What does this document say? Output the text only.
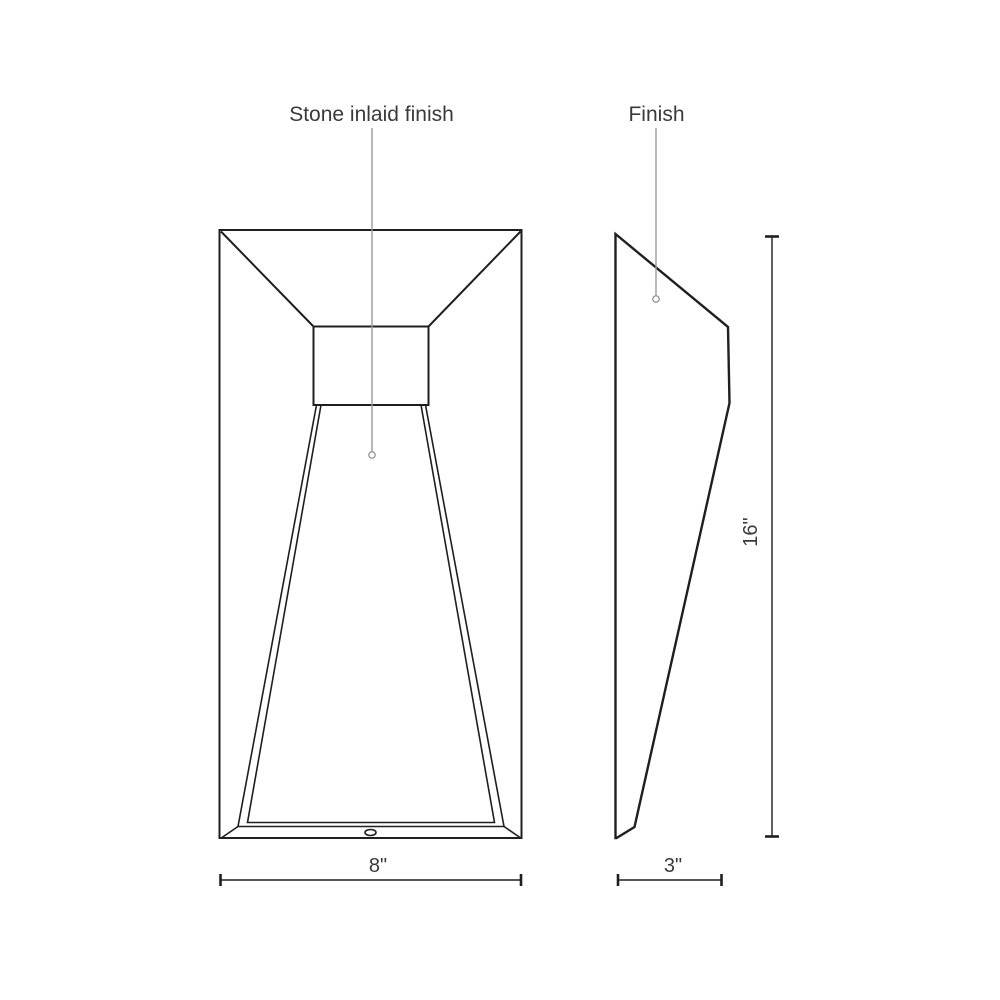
Stone inlaid finish	Finish
8"	3"
16"
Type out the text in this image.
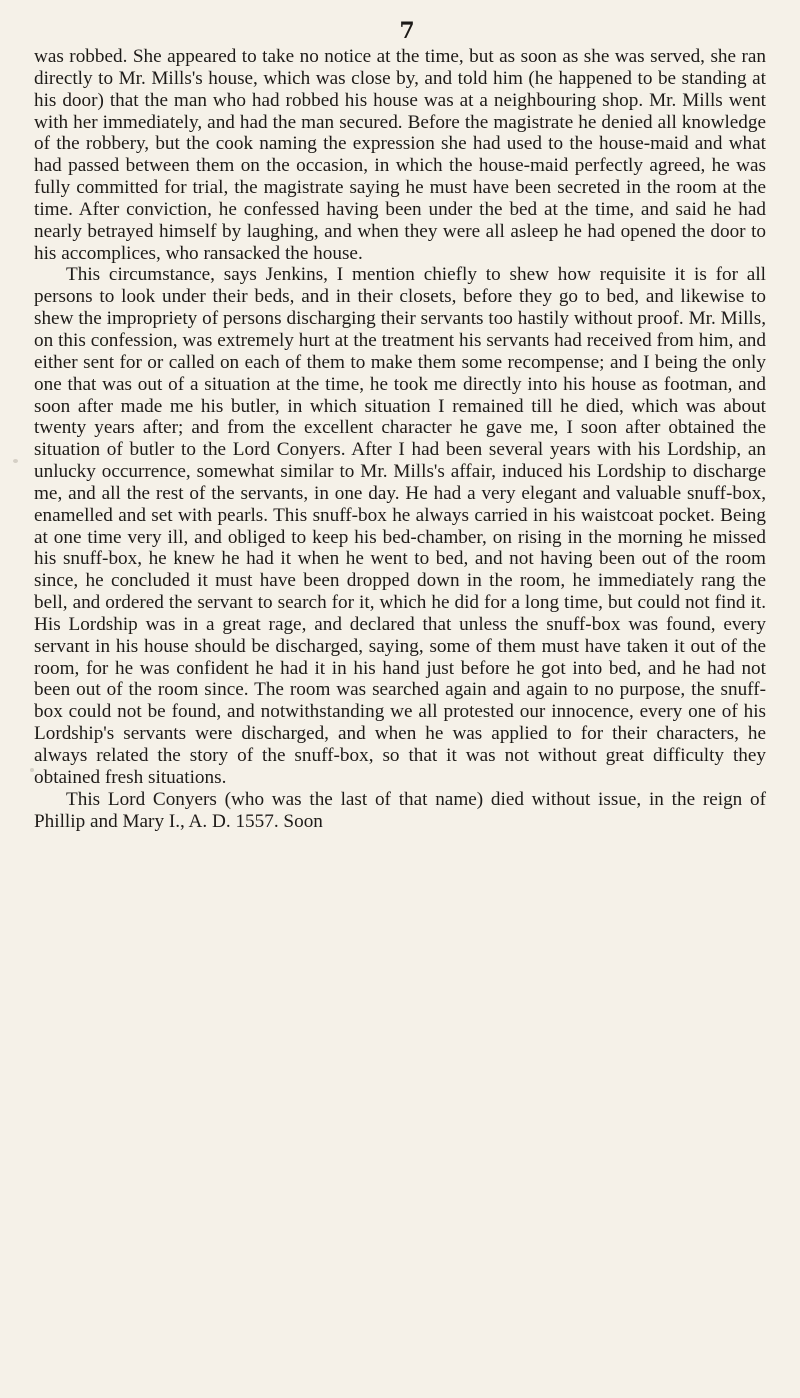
7

was robbed. She appeared to take no notice at the time, but as soon as she was served, she ran directly to Mr. Mills's house, which was close by, and told him (he happened to be standing at his door) that the man who had robbed his house was at a neighbouring shop. Mr. Mills went with her immediately, and had the man secured. Before the magistrate he denied all knowledge of the robbery, but the cook naming the expression she had used to the house-maid and what had passed between them on the occasion, in which the house-maid perfectly agreed, he was fully committed for trial, the magistrate saying he must have been secreted in the room at the time. After conviction, he confessed having been under the bed at the time, and said he had nearly betrayed himself by laughing, and when they were all asleep he had opened the door to his accomplices, who ransacked the house.

This circumstance, says Jenkins, I mention chiefly to shew how requisite it is for all persons to look under their beds, and in their closets, before they go to bed, and likewise to shew the impropriety of persons discharging their servants too hastily without proof. Mr. Mills, on this confession, was extremely hurt at the treatment his servants had received from him, and either sent for or called on each of them to make them some recompense; and I being the only one that was out of a situation at the time, he took me directly into his house as footman, and soon after made me his butler, in which situation I remained till he died, which was about twenty years after; and from the excellent character he gave me, I soon after obtained the situation of butler to the Lord Conyers. After I had been several years with his Lordship, an unlucky occurrence, somewhat similar to Mr. Mills's affair, induced his Lordship to discharge me, and all the rest of the servants, in one day. He had a very elegant and valuable snuff-box, enamelled and set with pearls. This snuff-box he always carried in his waistcoat pocket. Being at one time very ill, and obliged to keep his bed-chamber, on rising in the morning he missed his snuff-box, he knew he had it when he went to bed, and not having been out of the room since, he concluded it must have been dropped down in the room, he immediately rang the bell, and ordered the servant to search for it, which he did for a long time, but could not find it. His Lordship was in a great rage, and declared that unless the snuff-box was found, every servant in his house should be discharged, saying, some of them must have taken it out of the room, for he was confident he had it in his hand just before he got into bed, and he had not been out of the room since. The room was searched again and again to no purpose, the snuff-box could not be found, and notwithstanding we all protested our innocence, every one of his Lordship's servants were discharged, and when he was applied to for their characters, he always related the story of the snuff-box, so that it was not without great difficulty they obtained fresh situations.

This Lord Conyers (who was the last of that name) died without issue, in the reign of Phillip and Mary I., A. D. 1557. Soon
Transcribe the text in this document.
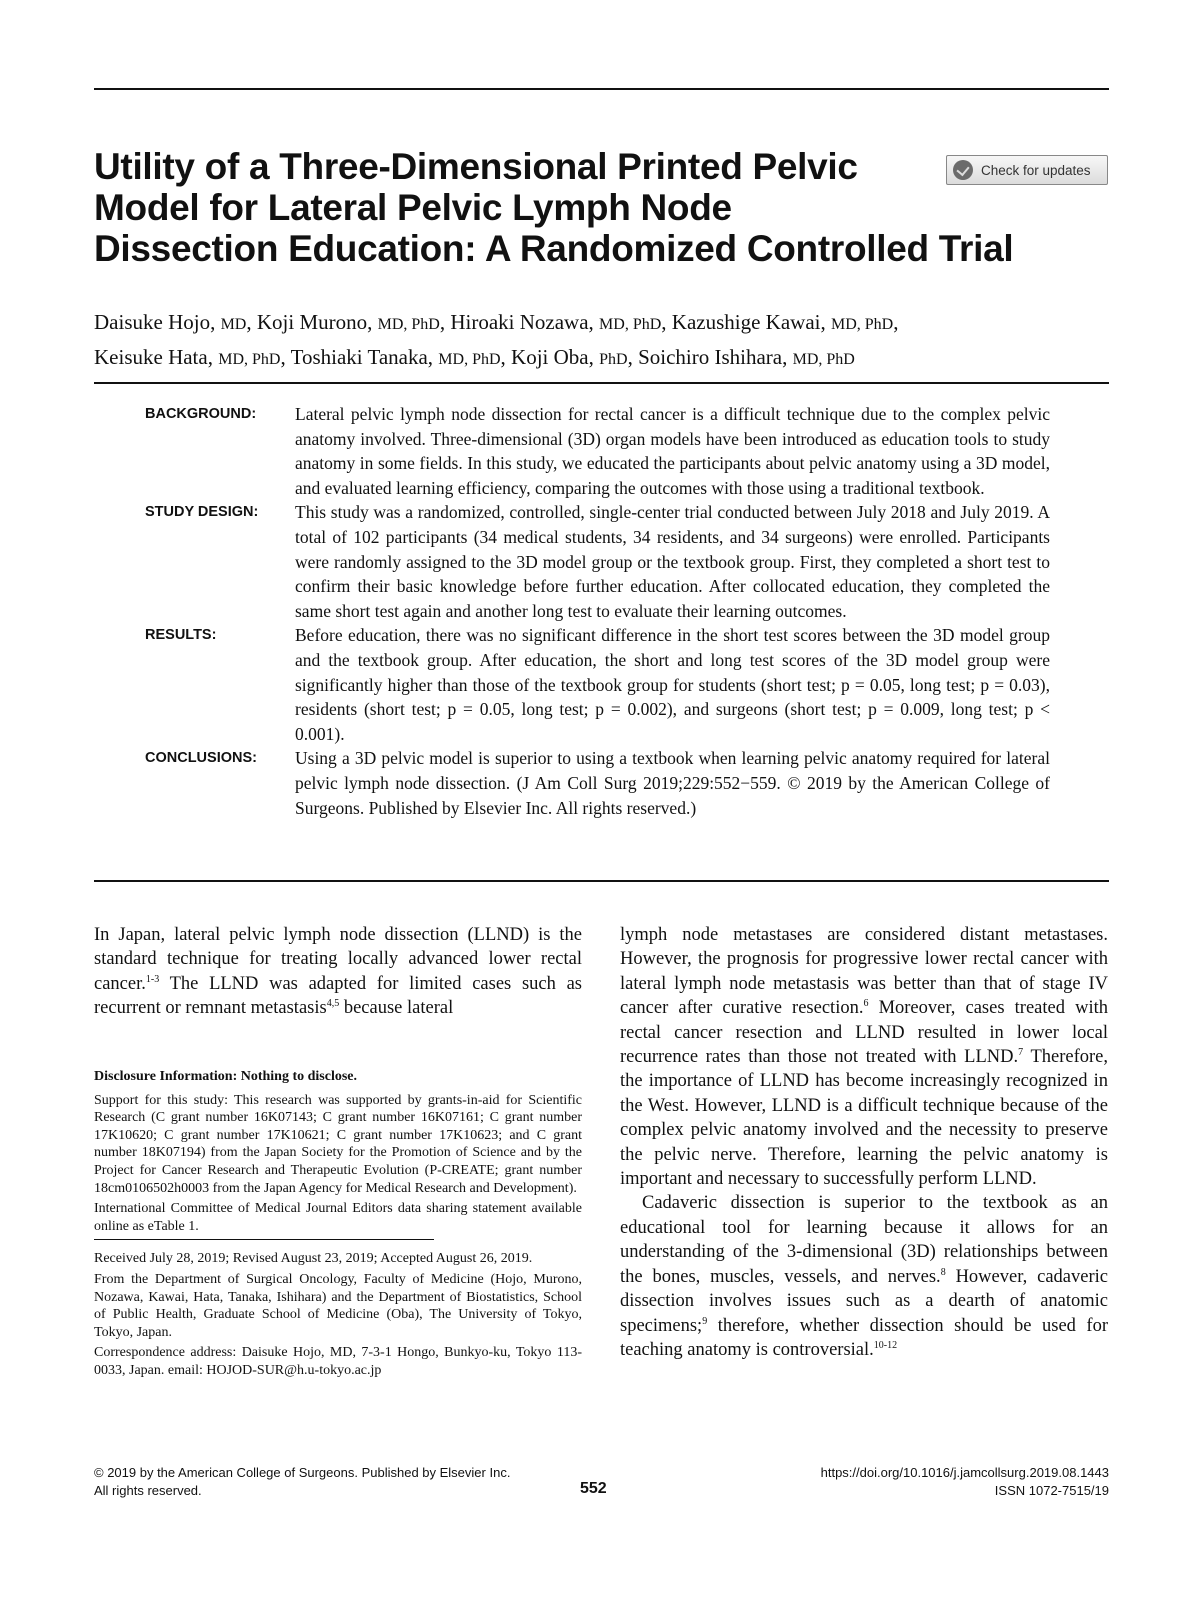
Utility of a Three-Dimensional Printed Pelvic
Model for Lateral Pelvic Lymph Node
Dissection Education: A Randomized Controlled Trial
Check for updates
Daisuke Hojo, MD, Koji Murono, MD, PhD, Hiroaki Nozawa, MD, PhD, Kazushige Kawai, MD, PhD,
Keisuke Hata, MD, PhD, Toshiaki Tanaka, MD, PhD, Koji Oba, PhD, Soichiro Ishihara, MD, PhD
BACKGROUND:	Lateral pelvic lymph node dissection for rectal cancer is a difficult technique due to the complex pelvic anatomy involved. Three-dimensional (3D) organ models have been introduced as education tools to study anatomy in some fields. In this study, we educated the participants about pelvic anatomy using a 3D model, and evaluated learning efficiency, comparing the outcomes with those using a traditional textbook.
STUDY DESIGN:	This study was a randomized, controlled, single-center trial conducted between July 2018 and July 2019. A total of 102 participants (34 medical students, 34 residents, and 34 surgeons) were enrolled. Participants were randomly assigned to the 3D model group or the textbook group. First, they completed a short test to confirm their basic knowledge before further education. After collocated education, they completed the same short test again and another long test to evaluate their learning outcomes.
RESULTS:	Before education, there was no significant difference in the short test scores between the 3D model group and the textbook group. After education, the short and long test scores of the 3D model group were significantly higher than those of the textbook group for students (short test; p = 0.05, long test; p = 0.03), residents (short test; p = 0.05, long test; p = 0.002), and surgeons (short test; p = 0.009, long test; p < 0.001).
CONCLUSIONS:	Using a 3D pelvic model is superior to using a textbook when learning pelvic anatomy required for lateral pelvic lymph node dissection. (J Am Coll Surg 2019;229:552−559. © 2019 by the American College of Surgeons. Published by Elsevier Inc. All rights reserved.)

In Japan, lateral pelvic lymph node dissection (LLND) is the standard technique for treating locally advanced lower rectal cancer.$^{1-3}$ The LLND was adapted for limited cases such as recurrent or remnant metastasis$^{4,5}$ because lateral

Disclosure Information: Nothing to disclose.

Support for this study: This research was supported by grants-in-aid for Scientific Research (C grant number 16K07143; C grant number 16K07161; C grant number 17K10620; C grant number 17K10621; C grant number 17K10623; and C grant number 18K07194) from the Japan Society for the Promotion of Science and by the Project for Cancer Research and Therapeutic Evolution (P-CREATE; grant number 18cm0106502h0003 from the Japan Agency for Medical Research and Development).

International Committee of Medical Journal Editors data sharing statement available online as eTable 1.

Received July 28, 2019; Revised August 23, 2019; Accepted August 26, 2019.

From the Department of Surgical Oncology, Faculty of Medicine (Hojo, Murono, Nozawa, Kawai, Hata, Tanaka, Ishihara) and the Department of Biostatistics, School of Public Health, Graduate School of Medicine (Oba), The University of Tokyo, Tokyo, Japan.

Correspondence address: Daisuke Hojo, MD, 7-3-1 Hongo, Bunkyo-ku, Tokyo 113-0033, Japan. email: HOJOD-SUR@h.u-tokyo.ac.jp

lymph node metastases are considered distant metastases. However, the prognosis for progressive lower rectal cancer with lateral lymph node metastasis was better than that of stage IV cancer after curative resection.$^6$ Moreover, cases treated with rectal cancer resection and LLND resulted in lower local recurrence rates than those not treated with LLND.$^7$ Therefore, the importance of LLND has become increasingly recognized in the West. However, LLND is a difficult technique because of the complex pelvic anatomy involved and the necessity to preserve the pelvic nerve. Therefore, learning the pelvic anatomy is important and necessary to successfully perform LLND.

Cadaveric dissection is superior to the textbook as an educational tool for learning because it allows for an understanding of the 3-dimensional (3D) relationships between the bones, muscles, vessels, and nerves.$^8$ However, cadaveric dissection involves issues such as a dearth of anatomic specimens;$^9$ therefore, whether dissection should be used for teaching anatomy is controversial.$^{10-12}$

© 2019 by the American College of Surgeons. Published by Elsevier Inc.
All rights reserved.	552
https://doi.org/10.1016/j.jamcollsurg.2019.08.1443
ISSN 1072-7515/19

+-------+

→ Instructions to follow
Omit any images, then output the listing exactly.

→ Response
What does this document say? Output the text only.
Stone inlaid finish	Finish
8"	3"
16"
Type out the text in this image.
7

was robbed. She appeared to take no notice at the time, but as soon as she was served, she ran directly to Mr. Mills's house, which was close by, and told him (he happened to be standing at his door) that the man who had robbed his house was at a neighbouring shop. Mr. Mills went with her immediately, and had the man secured. Before the magistrate he denied all knowledge of the robbery, but the cook naming the expression she had used to the house-maid and what had passed between them on the occasion, in which the house-maid perfectly agreed, he was fully committed for trial, the magistrate saying he must have been secreted in the room at the time. After conviction, he confessed having been under the bed at the time, and said he had nearly betrayed himself by laughing, and when they were all asleep he had opened the door to his accomplices, who ransacked the house.

This circumstance, says Jenkins, I mention chiefly to shew how requisite it is for all persons to look under their beds, and in their closets, before they go to bed, and likewise to shew the impropriety of persons discharging their servants too hastily without proof. Mr. Mills, on this confession, was extremely hurt at the treatment his servants had received from him, and either sent for or called on each of them to make them some recompense; and I being the only one that was out of a situation at the time, he took me directly into his house as footman, and soon after made me his butler, in which situation I remained till he died, which was about twenty years after; and from the excellent character he gave me, I soon after obtained the situation of butler to the Lord Conyers. After I had been several years with his Lordship, an unlucky occurrence, somewhat similar to Mr. Mills's affair, induced his Lordship to discharge me, and all the rest of the servants, in one day. He had a very elegant and valuable snuff-box, enamelled and set with pearls. This snuff-box he always carried in his waistcoat pocket. Being at one time very ill, and obliged to keep his bed-chamber, on rising in the morning he missed his snuff-box, he knew he had it when he went to bed, and not having been out of the room since, he concluded it must have been dropped down in the room, he immediately rang the bell, and ordered the servant to search for it, which he did for a long time, but could not find it. His Lordship was in a great rage, and declared that unless the snuff-box was found, every servant in his house should be discharged, saying, some of them must have taken it out of the room, for he was confident he had it in his hand just before he got into bed, and he had not been out of the room since. The room was searched again and again to no purpose, the snuff-box could not be found, and notwithstanding we all protested our innocence, every one of his Lordship's servants were discharged, and when he was applied to for their characters, he always related the story of the snuff-box, so that it was not without great difficulty they obtained fresh situations.

This Lord Conyers (who was the last of that name) died without issue, in the reign of Phillip and Mary I., A. D. 1557. Soon
Transcribe the text in this document.
Utility of a Three-Dimensional Printed Pelvic
Model for Lateral Pelvic Lymph Node
Dissection Education: A Randomized Controlled Trial
Check for updates
Daisuke Hojo, MD, Koji Murono, MD, PhD, Hiroaki Nozawa, MD, PhD, Kazushige Kawai, MD, PhD,
Keisuke Hata, MD, PhD, Toshiaki Tanaka, MD, PhD, Koji Oba, PhD, Soichiro Ishihara, MD, PhD
BACKGROUND:	Lateral pelvic lymph node dissection for rectal cancer is a difficult technique due to the complex pelvic anatomy involved. Three-dimensional (3D) organ models have been introduced as education tools to study anatomy in some fields. In this study, we educated the participants about pelvic anatomy using a 3D model, and evaluated learning efficiency, comparing the outcomes with those using a traditional textbook.
STUDY DESIGN:	This study was a randomized, controlled, single-center trial conducted between July 2018 and July 2019. A total of 102 participants (34 medical students, 34 residents, and 34 surgeons) were enrolled. Participants were randomly assigned to the 3D model group or the textbook group. First, they completed a short test to confirm their basic knowledge before further education. After collocated education, they completed the same short test again and another long test to evaluate their learning outcomes.
RESULTS:	Before education, there was no significant difference in the short test scores between the 3D model group and the textbook group. After education, the short and long test scores of the 3D model group were significantly higher than those of the textbook group for students (short test; p = 0.05, long test; p = 0.03), residents (short test; p = 0.05, long test; p = 0.002), and surgeons (short test; p = 0.009, long test; p < 0.001).
CONCLUSIONS:	Using a 3D pelvic model is superior to using a textbook when learning pelvic anatomy required for lateral pelvic lymph node dissection. (J Am Coll Surg 2019;229:552−559. © 2019 by the American College of Surgeons. Published by Elsevier Inc. All rights reserved.)

In Japan, lateral pelvic lymph node dissection (LLND) is the standard technique for treating locally advanced lower rectal cancer.$^{1-3}$ The LLND was adapted for limited cases such as recurrent or remnant metastasis$^{4,5}$ because lateral

Disclosure Information: Nothing to disclose.

Support for this study: This research was supported by grants-in-aid for Scientific Research (C grant number 16K07143; C grant number 16K07161; C grant number 17K10620; C grant number 17K10621; C grant number 17K10623; and C grant number 18K07194) from the Japan Society for the Promotion of Science and by the Project for Cancer Research and Therapeutic Evolution (P-CREATE; grant number 18cm0106502h0003 from the Japan Agency for Medical Research and Development).

International Committee of Medical Journal Editors data sharing statement available online as eTable 1.

Received July 28, 2019; Revised August 23, 2019; Accepted August 26, 2019.

From the Department of Surgical Oncology, Faculty of Medicine (Hojo, Murono, Nozawa, Kawai, Hata, Tanaka, Ishihara) and the Department of Biostatistics, School of Public Health, Graduate School of Medicine (Oba), The University of Tokyo, Tokyo, Japan.

Correspondence address: Daisuke Hojo, MD, 7-3-1 Hongo, Bunkyo-ku, Tokyo 113-0033, Japan. email: HOJOD-SUR@h.u-tokyo.ac.jp

lymph node metastases are considered distant metastases. However, the prognosis for progressive lower rectal cancer with lateral lymph node metastasis was better than that of stage IV cancer after curative resection.$^6$ Moreover, cases treated with rectal cancer resection and LLND resulted in lower local recurrence rates than those not treated with LLND.$^7$ Therefore, the importance of LLND has become increasingly recognized in the West. However, LLND is a difficult technique because of the complex pelvic anatomy involved and the necessity to preserve the pelvic nerve. Therefore, learning the pelvic anatomy is important and necessary to successfully perform LLND.

Cadaveric dissection is superior to the textbook as an educational tool for learning because it allows for an understanding of the 3-dimensional (3D) relationships between the bones, muscles, vessels, and nerves.$^8$ However, cadaveric dissection involves issues such as a dearth of anatomic specimens;$^9$ therefore, whether dissection should be used for teaching anatomy is controversial.$^{10-12}$

© 2019 by the American College of Surgeons. Published by Elsevier Inc.
All rights reserved.	552
https://doi.org/10.1016/j.jamcollsurg.2019.08.1443
ISSN 1072-7515/19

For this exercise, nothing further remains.